> TASK REQUIREMENTS
Exclude pictures; retype the lines below from the line containing "Convert this screenshot" through the end of the records, both ends kept.

> DATA PROVIDED
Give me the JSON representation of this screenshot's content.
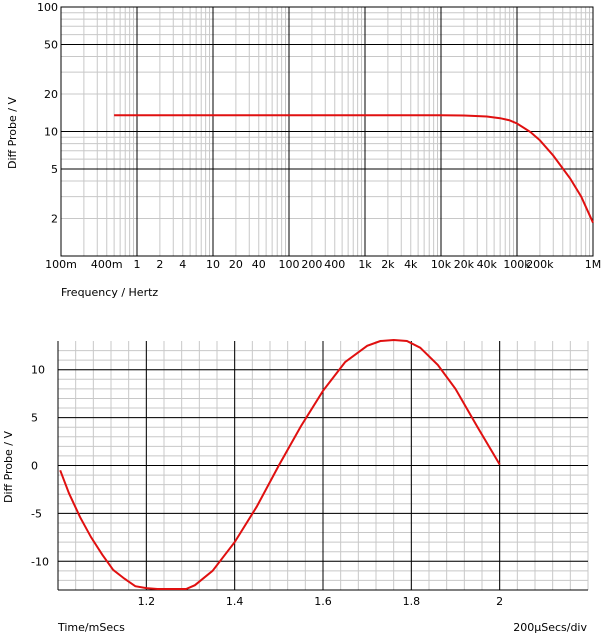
{
  "colors": {
    "trace": "#e01010",
    "grid_major": "#000000",
    "grid_minor": "#c8c8c8"
  },
  "chart_data": [
    {
      "type": "line",
      "ylabel": "Diff Probe / V",
      "xlabel": "Frequency / Hertz",
      "x_scale": "log",
      "y_scale": "log",
      "xlim": [
        0.1,
        1000000
      ],
      "ylim": [
        1,
        100
      ],
      "grid": true,
      "x_ticks": [
        {
          "v": 0.1,
          "label": "100m"
        },
        {
          "v": 0.4,
          "label": "400m"
        },
        {
          "v": 1,
          "label": "1"
        },
        {
          "v": 2,
          "label": "2"
        },
        {
          "v": 4,
          "label": "4"
        },
        {
          "v": 10,
          "label": "10"
        },
        {
          "v": 20,
          "label": "20"
        },
        {
          "v": 40,
          "label": "40"
        },
        {
          "v": 100,
          "label": "100"
        },
        {
          "v": 200,
          "label": "200"
        },
        {
          "v": 400,
          "label": "400"
        },
        {
          "v": 1000,
          "label": "1k"
        },
        {
          "v": 2000,
          "label": "2k"
        },
        {
          "v": 4000,
          "label": "4k"
        },
        {
          "v": 10000,
          "label": "10k"
        },
        {
          "v": 20000,
          "label": "20k"
        },
        {
          "v": 40000,
          "label": "40k"
        },
        {
          "v": 100000,
          "label": "100k"
        },
        {
          "v": 200000,
          "label": "200k"
        },
        {
          "v": 1000000,
          "label": "1M"
        }
      ],
      "y_ticks": [
        {
          "v": 2,
          "label": "2"
        },
        {
          "v": 5,
          "label": "5"
        },
        {
          "v": 10,
          "label": "10"
        },
        {
          "v": 20,
          "label": "20"
        },
        {
          "v": 50,
          "label": "50"
        },
        {
          "v": 100,
          "label": "100"
        }
      ],
      "series": [
        {
          "x": [
            0.5,
            1,
            10,
            100,
            1000,
            10000,
            20000,
            40000,
            60000,
            80000,
            100000,
            150000,
            200000,
            300000,
            500000,
            700000,
            1000000
          ],
          "y": [
            13.5,
            13.5,
            13.5,
            13.5,
            13.5,
            13.5,
            13.45,
            13.2,
            12.8,
            12.3,
            11.6,
            9.9,
            8.5,
            6.4,
            4.2,
            3.0,
            1.85
          ]
        }
      ]
    },
    {
      "type": "line",
      "ylabel": "Diff Probe / V",
      "xlabel": "Time/mSecs",
      "annotation": "200µSecs/div",
      "xlim": [
        1.0,
        2.2
      ],
      "ylim": [
        -13,
        13
      ],
      "grid": true,
      "x_ticks": [
        {
          "v": 1.2,
          "label": "1.2"
        },
        {
          "v": 1.4,
          "label": "1.4"
        },
        {
          "v": 1.6,
          "label": "1.6"
        },
        {
          "v": 1.8,
          "label": "1.8"
        },
        {
          "v": 2.0,
          "label": "2"
        }
      ],
      "y_ticks": [
        {
          "v": -10,
          "label": "-10"
        },
        {
          "v": -5,
          "label": "-5"
        },
        {
          "v": 0,
          "label": "0"
        },
        {
          "v": 5,
          "label": "5"
        },
        {
          "v": 10,
          "label": "10"
        }
      ],
      "series": [
        {
          "x": [
            1.005,
            1.025,
            1.05,
            1.075,
            1.1,
            1.125,
            1.15,
            1.175,
            1.2,
            1.225,
            1.25,
            1.29,
            1.31,
            1.35,
            1.4,
            1.45,
            1.5,
            1.55,
            1.6,
            1.65,
            1.7,
            1.73,
            1.76,
            1.79,
            1.82,
            1.86,
            1.9,
            1.95,
            2.0
          ],
          "y": [
            -0.5,
            -2.9,
            -5.4,
            -7.5,
            -9.3,
            -10.9,
            -11.8,
            -12.6,
            -12.8,
            -12.9,
            -12.9,
            -12.9,
            -12.5,
            -11.0,
            -8.0,
            -4.3,
            0,
            4.1,
            7.8,
            10.8,
            12.5,
            13.0,
            13.1,
            13.0,
            12.3,
            10.5,
            8.0,
            4.0,
            0.1
          ]
        }
      ]
    }
  ]
}
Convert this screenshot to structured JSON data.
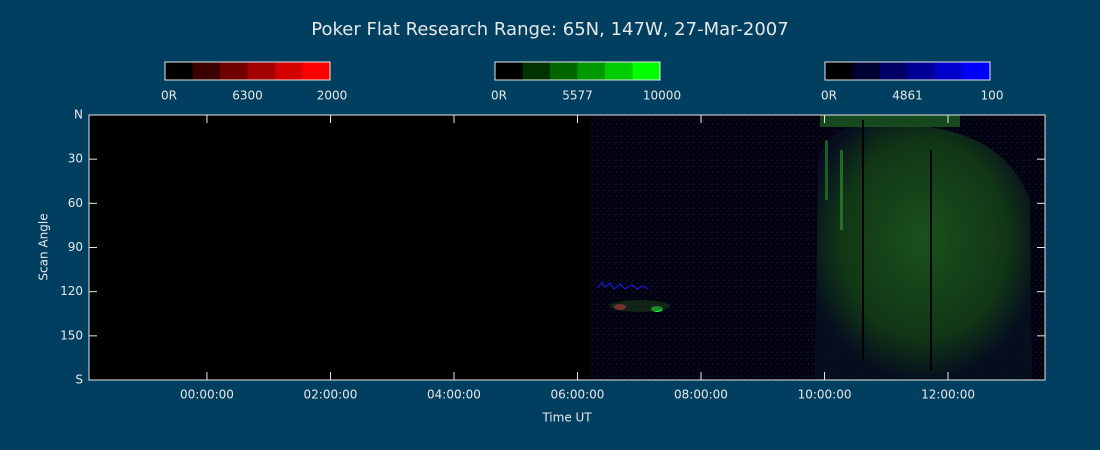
{
  "chart_data": {
    "type": "keogram",
    "title": "Poker Flat Research Range: 65N, 147W, 27-Mar-2007",
    "xlabel": "Time UT",
    "ylabel": "Scan Angle",
    "xlim": [
      -1.91,
      13.57
    ],
    "xticks": [
      {
        "value": 0,
        "label": "00:00:00"
      },
      {
        "value": 2,
        "label": "02:00:00"
      },
      {
        "value": 4,
        "label": "04:00:00"
      },
      {
        "value": 6,
        "label": "06:00:00"
      },
      {
        "value": 8,
        "label": "08:00:00"
      },
      {
        "value": 10,
        "label": "10:00:00"
      },
      {
        "value": 12,
        "label": "12:00:00"
      }
    ],
    "ylim": [
      0,
      180
    ],
    "yticks": [
      {
        "value": 0,
        "label": "N"
      },
      30,
      60,
      90,
      120,
      150,
      {
        "value": 180,
        "label": "S"
      }
    ],
    "colorbars": [
      {
        "min_label": "0R",
        "name": "6300",
        "max_label": "2000",
        "colors": [
          "#000000",
          "#3c0000",
          "#700000",
          "#a30000",
          "#d40000",
          "#ff0000"
        ]
      },
      {
        "min_label": "0R",
        "name": "5577",
        "max_label": "10000",
        "colors": [
          "#000000",
          "#003300",
          "#006600",
          "#009900",
          "#00cc00",
          "#00ff00"
        ]
      },
      {
        "min_label": "0R",
        "name": "4861",
        "max_label": "100",
        "colors": [
          "#000000",
          "#000033",
          "#000066",
          "#000099",
          "#0000cc",
          "#0000ff"
        ]
      }
    ]
  }
}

> ANSWER BELOW
Convert this screenshot to structured JSON data.
{
  "chart_data": {
    "type": "keogram",
    "title": "Poker Flat Research Range: 65N, 147W, 27-Mar-2007",
    "xlabel": "Time UT",
    "ylabel": "Scan Angle",
    "xlim": [
      -1.91,
      13.57
    ],
    "xticks": [
      {
        "value": 0,
        "label": "00:00:00"
      },
      {
        "value": 2,
        "label": "02:00:00"
      },
      {
        "value": 4,
        "label": "04:00:00"
      },
      {
        "value": 6,
        "label": "06:00:00"
      },
      {
        "value": 8,
        "label": "08:00:00"
      },
      {
        "value": 10,
        "label": "10:00:00"
      },
      {
        "value": 12,
        "label": "12:00:00"
      }
    ],
    "ylim": [
      0,
      180
    ],
    "yticks": [
      {
        "value": 0,
        "label": "N"
      },
      30,
      60,
      90,
      120,
      150,
      {
        "value": 180,
        "label": "S"
      }
    ],
    "colorbars": [
      {
        "min_label": "0R",
        "name": "6300",
        "max_label": "2000",
        "colors": [
          "#000000",
          "#3c0000",
          "#700000",
          "#a30000",
          "#d40000",
          "#ff0000"
        ]
      },
      {
        "min_label": "0R",
        "name": "5577",
        "max_label": "10000",
        "colors": [
          "#000000",
          "#003300",
          "#006600",
          "#009900",
          "#00cc00",
          "#00ff00"
        ]
      },
      {
        "min_label": "0R",
        "name": "4861",
        "max_label": "100",
        "colors": [
          "#000000",
          "#000033",
          "#000066",
          "#000099",
          "#0000cc",
          "#0000ff"
        ]
      }
    ]
  }
}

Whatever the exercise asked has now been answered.